#### [Do this]
Pictures do not belong in the copy, so please give every entry below again exactly.

· · · · ·

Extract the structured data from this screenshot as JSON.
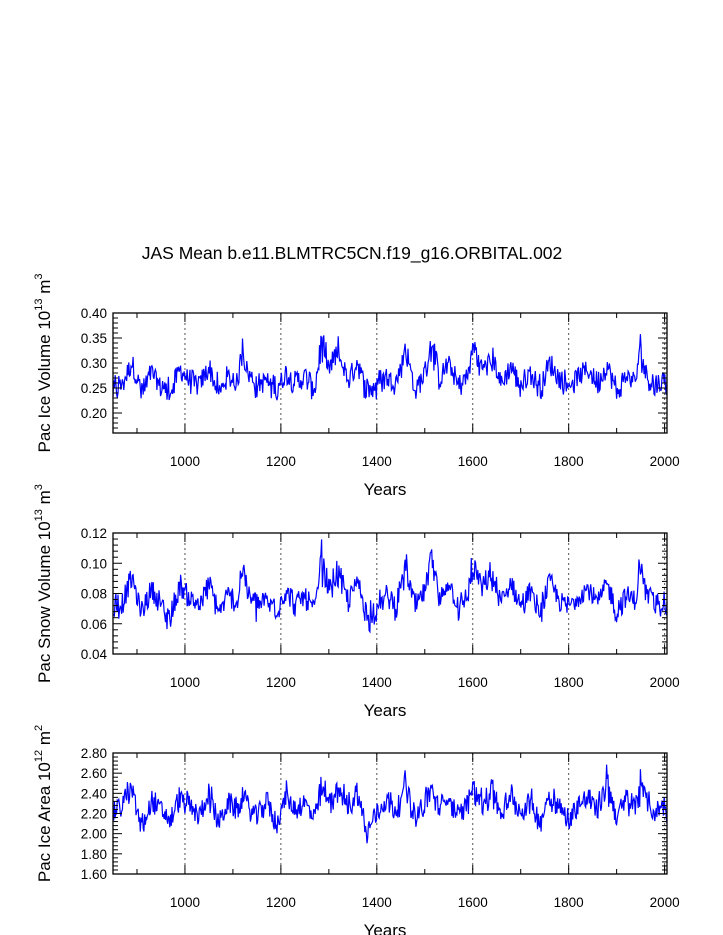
{
  "chart_data": {
    "title": "JAS Mean b.e11.BLMTRC5CN.f19_g16.ORBITAL.002",
    "panels": [
      {
        "type": "line",
        "key": "ice-volume",
        "xlabel": "Years",
        "ylabel_parts": {
          "pre": "Pac Ice Volume 10",
          "exp": "13",
          "mid": " m",
          "exp2": "3"
        },
        "xlim": [
          850,
          2005
        ],
        "ylim": [
          0.16,
          0.4
        ],
        "xticks": [
          1000,
          1200,
          1400,
          1600,
          1800,
          2000
        ],
        "xtick_labels": [
          "1000",
          "1200",
          "1400",
          "1600",
          "1800",
          "2000"
        ],
        "yticks": [
          0.2,
          0.25,
          0.3,
          0.35,
          0.4
        ],
        "ytick_labels": [
          "0.20",
          "0.25",
          "0.30",
          "0.35",
          "0.40"
        ],
        "grid_x_dotted": true,
        "color": "#0000ff",
        "x": [
          850,
          870,
          890,
          910,
          930,
          950,
          970,
          990,
          1010,
          1030,
          1050,
          1070,
          1090,
          1110,
          1120,
          1130,
          1150,
          1170,
          1190,
          1210,
          1230,
          1250,
          1270,
          1285,
          1300,
          1320,
          1340,
          1360,
          1380,
          1400,
          1420,
          1440,
          1460,
          1480,
          1500,
          1515,
          1530,
          1550,
          1570,
          1590,
          1600,
          1620,
          1640,
          1660,
          1680,
          1700,
          1720,
          1740,
          1760,
          1780,
          1800,
          1820,
          1840,
          1860,
          1880,
          1900,
          1920,
          1940,
          1950,
          1960,
          1980,
          2000,
          2005
        ],
        "values": [
          0.23,
          0.25,
          0.31,
          0.22,
          0.28,
          0.24,
          0.22,
          0.29,
          0.26,
          0.24,
          0.3,
          0.22,
          0.27,
          0.25,
          0.37,
          0.28,
          0.24,
          0.26,
          0.23,
          0.28,
          0.25,
          0.27,
          0.23,
          0.37,
          0.29,
          0.34,
          0.26,
          0.31,
          0.22,
          0.24,
          0.27,
          0.25,
          0.35,
          0.23,
          0.28,
          0.38,
          0.26,
          0.31,
          0.24,
          0.27,
          0.36,
          0.29,
          0.33,
          0.25,
          0.3,
          0.24,
          0.28,
          0.23,
          0.31,
          0.26,
          0.24,
          0.27,
          0.29,
          0.25,
          0.3,
          0.23,
          0.27,
          0.26,
          0.36,
          0.28,
          0.24,
          0.26,
          0.22
        ]
      },
      {
        "type": "line",
        "key": "snow-volume",
        "xlabel": "Years",
        "ylabel_parts": {
          "pre": "Pac Snow Volume 10",
          "exp": "13",
          "mid": " m",
          "exp2": "3"
        },
        "xlim": [
          850,
          2005
        ],
        "ylim": [
          0.04,
          0.12
        ],
        "xticks": [
          1000,
          1200,
          1400,
          1600,
          1800,
          2000
        ],
        "xtick_labels": [
          "1000",
          "1200",
          "1400",
          "1600",
          "1800",
          "2000"
        ],
        "yticks": [
          0.04,
          0.06,
          0.08,
          0.1,
          0.12
        ],
        "ytick_labels": [
          "0.04",
          "0.06",
          "0.08",
          "0.10",
          "0.12"
        ],
        "grid_x_dotted": true,
        "color": "#0000ff",
        "x": [
          850,
          870,
          890,
          910,
          930,
          950,
          970,
          990,
          1010,
          1030,
          1050,
          1070,
          1090,
          1110,
          1120,
          1130,
          1150,
          1170,
          1190,
          1210,
          1230,
          1250,
          1270,
          1285,
          1300,
          1320,
          1340,
          1360,
          1380,
          1400,
          1420,
          1440,
          1460,
          1480,
          1500,
          1515,
          1530,
          1550,
          1570,
          1590,
          1600,
          1620,
          1640,
          1660,
          1680,
          1700,
          1720,
          1740,
          1760,
          1780,
          1800,
          1820,
          1840,
          1860,
          1880,
          1900,
          1920,
          1940,
          1950,
          1960,
          1980,
          2000,
          2005
        ],
        "values": [
          0.065,
          0.072,
          0.095,
          0.06,
          0.085,
          0.068,
          0.058,
          0.088,
          0.075,
          0.066,
          0.09,
          0.062,
          0.078,
          0.07,
          0.112,
          0.08,
          0.066,
          0.074,
          0.063,
          0.082,
          0.07,
          0.076,
          0.062,
          0.112,
          0.085,
          0.1,
          0.072,
          0.092,
          0.058,
          0.066,
          0.078,
          0.068,
          0.105,
          0.064,
          0.082,
          0.115,
          0.072,
          0.092,
          0.066,
          0.078,
          0.108,
          0.084,
          0.098,
          0.07,
          0.09,
          0.066,
          0.082,
          0.062,
          0.092,
          0.074,
          0.066,
          0.078,
          0.086,
          0.07,
          0.09,
          0.062,
          0.078,
          0.074,
          0.11,
          0.082,
          0.066,
          0.074,
          0.06
        ]
      },
      {
        "type": "line",
        "key": "ice-area",
        "xlabel": "Years",
        "ylabel_parts": {
          "pre": "Pac Ice Area 10",
          "exp": "12",
          "mid": " m",
          "exp2": "2"
        },
        "xlim": [
          850,
          2005
        ],
        "ylim": [
          1.6,
          2.8
        ],
        "xticks": [
          1000,
          1200,
          1400,
          1600,
          1800,
          2000
        ],
        "xtick_labels": [
          "1000",
          "1200",
          "1400",
          "1600",
          "1800",
          "2000"
        ],
        "yticks": [
          1.6,
          1.8,
          2.0,
          2.2,
          2.4,
          2.6,
          2.8
        ],
        "ytick_labels": [
          "1.60",
          "1.80",
          "2.00",
          "2.20",
          "2.40",
          "2.60",
          "2.80"
        ],
        "grid_x_dotted": true,
        "color": "#0000ff",
        "x": [
          850,
          870,
          890,
          910,
          930,
          950,
          970,
          990,
          1010,
          1030,
          1050,
          1070,
          1090,
          1110,
          1120,
          1130,
          1150,
          1170,
          1190,
          1210,
          1230,
          1250,
          1270,
          1285,
          1300,
          1320,
          1340,
          1360,
          1380,
          1400,
          1420,
          1440,
          1460,
          1480,
          1500,
          1515,
          1530,
          1550,
          1570,
          1590,
          1600,
          1620,
          1640,
          1660,
          1680,
          1700,
          1720,
          1740,
          1760,
          1780,
          1800,
          1820,
          1840,
          1860,
          1880,
          1900,
          1920,
          1940,
          1950,
          1960,
          1980,
          2000,
          2005
        ],
        "values": [
          2.2,
          2.35,
          2.55,
          1.95,
          2.4,
          2.25,
          2.1,
          2.45,
          2.3,
          2.15,
          2.5,
          2.05,
          2.35,
          2.25,
          2.48,
          2.3,
          2.15,
          2.4,
          2.05,
          2.45,
          2.25,
          2.35,
          2.1,
          2.55,
          2.4,
          2.58,
          2.3,
          2.5,
          1.9,
          2.2,
          2.4,
          2.25,
          2.6,
          2.15,
          2.35,
          2.55,
          2.25,
          2.45,
          2.15,
          2.35,
          2.65,
          2.35,
          2.55,
          2.2,
          2.45,
          2.2,
          2.4,
          2.05,
          2.5,
          2.3,
          2.1,
          2.35,
          2.45,
          2.25,
          2.68,
          2.15,
          2.4,
          2.3,
          2.66,
          2.4,
          2.2,
          2.35,
          2.05
        ]
      }
    ]
  }
}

· · · · ·

#### [Completed task]
Extract the structured data from this screenshot as JSON.
{
  "chart_data": {
    "title": "JAS Mean b.e11.BLMTRC5CN.f19_g16.ORBITAL.002",
    "panels": [
      {
        "type": "line",
        "key": "ice-volume",
        "xlabel": "Years",
        "ylabel_parts": {
          "pre": "Pac Ice Volume 10",
          "exp": "13",
          "mid": " m",
          "exp2": "3"
        },
        "xlim": [
          850,
          2005
        ],
        "ylim": [
          0.16,
          0.4
        ],
        "xticks": [
          1000,
          1200,
          1400,
          1600,
          1800,
          2000
        ],
        "xtick_labels": [
          "1000",
          "1200",
          "1400",
          "1600",
          "1800",
          "2000"
        ],
        "yticks": [
          0.2,
          0.25,
          0.3,
          0.35,
          0.4
        ],
        "ytick_labels": [
          "0.20",
          "0.25",
          "0.30",
          "0.35",
          "0.40"
        ],
        "grid_x_dotted": true,
        "color": "#0000ff",
        "x": [
          850,
          870,
          890,
          910,
          930,
          950,
          970,
          990,
          1010,
          1030,
          1050,
          1070,
          1090,
          1110,
          1120,
          1130,
          1150,
          1170,
          1190,
          1210,
          1230,
          1250,
          1270,
          1285,
          1300,
          1320,
          1340,
          1360,
          1380,
          1400,
          1420,
          1440,
          1460,
          1480,
          1500,
          1515,
          1530,
          1550,
          1570,
          1590,
          1600,
          1620,
          1640,
          1660,
          1680,
          1700,
          1720,
          1740,
          1760,
          1780,
          1800,
          1820,
          1840,
          1860,
          1880,
          1900,
          1920,
          1940,
          1950,
          1960,
          1980,
          2000,
          2005
        ],
        "values": [
          0.23,
          0.25,
          0.31,
          0.22,
          0.28,
          0.24,
          0.22,
          0.29,
          0.26,
          0.24,
          0.3,
          0.22,
          0.27,
          0.25,
          0.37,
          0.28,
          0.24,
          0.26,
          0.23,
          0.28,
          0.25,
          0.27,
          0.23,
          0.37,
          0.29,
          0.34,
          0.26,
          0.31,
          0.22,
          0.24,
          0.27,
          0.25,
          0.35,
          0.23,
          0.28,
          0.38,
          0.26,
          0.31,
          0.24,
          0.27,
          0.36,
          0.29,
          0.33,
          0.25,
          0.3,
          0.24,
          0.28,
          0.23,
          0.31,
          0.26,
          0.24,
          0.27,
          0.29,
          0.25,
          0.3,
          0.23,
          0.27,
          0.26,
          0.36,
          0.28,
          0.24,
          0.26,
          0.22
        ]
      },
      {
        "type": "line",
        "key": "snow-volume",
        "xlabel": "Years",
        "ylabel_parts": {
          "pre": "Pac Snow Volume 10",
          "exp": "13",
          "mid": " m",
          "exp2": "3"
        },
        "xlim": [
          850,
          2005
        ],
        "ylim": [
          0.04,
          0.12
        ],
        "xticks": [
          1000,
          1200,
          1400,
          1600,
          1800,
          2000
        ],
        "xtick_labels": [
          "1000",
          "1200",
          "1400",
          "1600",
          "1800",
          "2000"
        ],
        "yticks": [
          0.04,
          0.06,
          0.08,
          0.1,
          0.12
        ],
        "ytick_labels": [
          "0.04",
          "0.06",
          "0.08",
          "0.10",
          "0.12"
        ],
        "grid_x_dotted": true,
        "color": "#0000ff",
        "x": [
          850,
          870,
          890,
          910,
          930,
          950,
          970,
          990,
          1010,
          1030,
          1050,
          1070,
          1090,
          1110,
          1120,
          1130,
          1150,
          1170,
          1190,
          1210,
          1230,
          1250,
          1270,
          1285,
          1300,
          1320,
          1340,
          1360,
          1380,
          1400,
          1420,
          1440,
          1460,
          1480,
          1500,
          1515,
          1530,
          1550,
          1570,
          1590,
          1600,
          1620,
          1640,
          1660,
          1680,
          1700,
          1720,
          1740,
          1760,
          1780,
          1800,
          1820,
          1840,
          1860,
          1880,
          1900,
          1920,
          1940,
          1950,
          1960,
          1980,
          2000,
          2005
        ],
        "values": [
          0.065,
          0.072,
          0.095,
          0.06,
          0.085,
          0.068,
          0.058,
          0.088,
          0.075,
          0.066,
          0.09,
          0.062,
          0.078,
          0.07,
          0.112,
          0.08,
          0.066,
          0.074,
          0.063,
          0.082,
          0.07,
          0.076,
          0.062,
          0.112,
          0.085,
          0.1,
          0.072,
          0.092,
          0.058,
          0.066,
          0.078,
          0.068,
          0.105,
          0.064,
          0.082,
          0.115,
          0.072,
          0.092,
          0.066,
          0.078,
          0.108,
          0.084,
          0.098,
          0.07,
          0.09,
          0.066,
          0.082,
          0.062,
          0.092,
          0.074,
          0.066,
          0.078,
          0.086,
          0.07,
          0.09,
          0.062,
          0.078,
          0.074,
          0.11,
          0.082,
          0.066,
          0.074,
          0.06
        ]
      },
      {
        "type": "line",
        "key": "ice-area",
        "xlabel": "Years",
        "ylabel_parts": {
          "pre": "Pac Ice Area 10",
          "exp": "12",
          "mid": " m",
          "exp2": "2"
        },
        "xlim": [
          850,
          2005
        ],
        "ylim": [
          1.6,
          2.8
        ],
        "xticks": [
          1000,
          1200,
          1400,
          1600,
          1800,
          2000
        ],
        "xtick_labels": [
          "1000",
          "1200",
          "1400",
          "1600",
          "1800",
          "2000"
        ],
        "yticks": [
          1.6,
          1.8,
          2.0,
          2.2,
          2.4,
          2.6,
          2.8
        ],
        "ytick_labels": [
          "1.60",
          "1.80",
          "2.00",
          "2.20",
          "2.40",
          "2.60",
          "2.80"
        ],
        "grid_x_dotted": true,
        "color": "#0000ff",
        "x": [
          850,
          870,
          890,
          910,
          930,
          950,
          970,
          990,
          1010,
          1030,
          1050,
          1070,
          1090,
          1110,
          1120,
          1130,
          1150,
          1170,
          1190,
          1210,
          1230,
          1250,
          1270,
          1285,
          1300,
          1320,
          1340,
          1360,
          1380,
          1400,
          1420,
          1440,
          1460,
          1480,
          1500,
          1515,
          1530,
          1550,
          1570,
          1590,
          1600,
          1620,
          1640,
          1660,
          1680,
          1700,
          1720,
          1740,
          1760,
          1780,
          1800,
          1820,
          1840,
          1860,
          1880,
          1900,
          1920,
          1940,
          1950,
          1960,
          1980,
          2000,
          2005
        ],
        "values": [
          2.2,
          2.35,
          2.55,
          1.95,
          2.4,
          2.25,
          2.1,
          2.45,
          2.3,
          2.15,
          2.5,
          2.05,
          2.35,
          2.25,
          2.48,
          2.3,
          2.15,
          2.4,
          2.05,
          2.45,
          2.25,
          2.35,
          2.1,
          2.55,
          2.4,
          2.58,
          2.3,
          2.5,
          1.9,
          2.2,
          2.4,
          2.25,
          2.6,
          2.15,
          2.35,
          2.55,
          2.25,
          2.45,
          2.15,
          2.35,
          2.65,
          2.35,
          2.55,
          2.2,
          2.45,
          2.2,
          2.4,
          2.05,
          2.5,
          2.3,
          2.1,
          2.35,
          2.45,
          2.25,
          2.68,
          2.15,
          2.4,
          2.3,
          2.66,
          2.4,
          2.2,
          2.35,
          2.05
        ]
      }
    ]
  }
}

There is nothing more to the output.